Records shown =
□ □ □ □
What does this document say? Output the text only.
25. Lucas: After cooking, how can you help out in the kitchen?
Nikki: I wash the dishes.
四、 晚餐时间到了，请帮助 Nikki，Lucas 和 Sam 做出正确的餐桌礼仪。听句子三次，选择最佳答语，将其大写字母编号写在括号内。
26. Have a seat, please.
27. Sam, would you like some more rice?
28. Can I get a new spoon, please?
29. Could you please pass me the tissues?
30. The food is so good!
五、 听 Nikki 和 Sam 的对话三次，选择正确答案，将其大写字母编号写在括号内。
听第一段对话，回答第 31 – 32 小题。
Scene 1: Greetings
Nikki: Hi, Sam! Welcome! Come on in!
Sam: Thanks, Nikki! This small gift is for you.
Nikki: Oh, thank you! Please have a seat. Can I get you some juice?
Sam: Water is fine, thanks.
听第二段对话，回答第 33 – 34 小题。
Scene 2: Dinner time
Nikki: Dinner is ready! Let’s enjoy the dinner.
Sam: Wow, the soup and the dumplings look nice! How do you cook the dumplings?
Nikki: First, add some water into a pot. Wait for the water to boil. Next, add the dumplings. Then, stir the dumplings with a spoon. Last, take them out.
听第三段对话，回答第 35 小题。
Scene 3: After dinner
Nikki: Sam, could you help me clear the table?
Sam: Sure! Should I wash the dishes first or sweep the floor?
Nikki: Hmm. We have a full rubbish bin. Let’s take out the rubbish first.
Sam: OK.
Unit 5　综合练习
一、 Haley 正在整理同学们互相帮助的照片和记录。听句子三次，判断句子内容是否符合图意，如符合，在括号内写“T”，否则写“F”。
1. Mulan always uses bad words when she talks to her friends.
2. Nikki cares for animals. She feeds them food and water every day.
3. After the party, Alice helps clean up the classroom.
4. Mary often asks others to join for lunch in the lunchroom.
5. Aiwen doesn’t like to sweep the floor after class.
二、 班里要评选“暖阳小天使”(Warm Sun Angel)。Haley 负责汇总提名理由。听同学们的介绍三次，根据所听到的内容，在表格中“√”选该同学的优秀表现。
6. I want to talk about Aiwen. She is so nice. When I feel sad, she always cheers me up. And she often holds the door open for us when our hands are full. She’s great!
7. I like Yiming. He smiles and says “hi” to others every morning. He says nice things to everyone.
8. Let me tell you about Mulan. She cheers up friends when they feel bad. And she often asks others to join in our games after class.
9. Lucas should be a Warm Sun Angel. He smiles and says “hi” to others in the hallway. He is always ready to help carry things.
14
□ □ □ □
Exercise aim = Copy each line of the records above that carries the word "Lucas".

Full response =
25. Lucas: After cooking, how can you help out in the kitchen?
四、 晚餐时间到了，请帮助 Nikki，Lucas 和 Sam 做出正确的餐桌礼仪。听句子三次，选择最佳答语，将其大写字母编号写在括号内。
9. Lucas should be a Warm Sun Angel. He smiles and says “hi” to others in the hallway. He is always ready to help carry things.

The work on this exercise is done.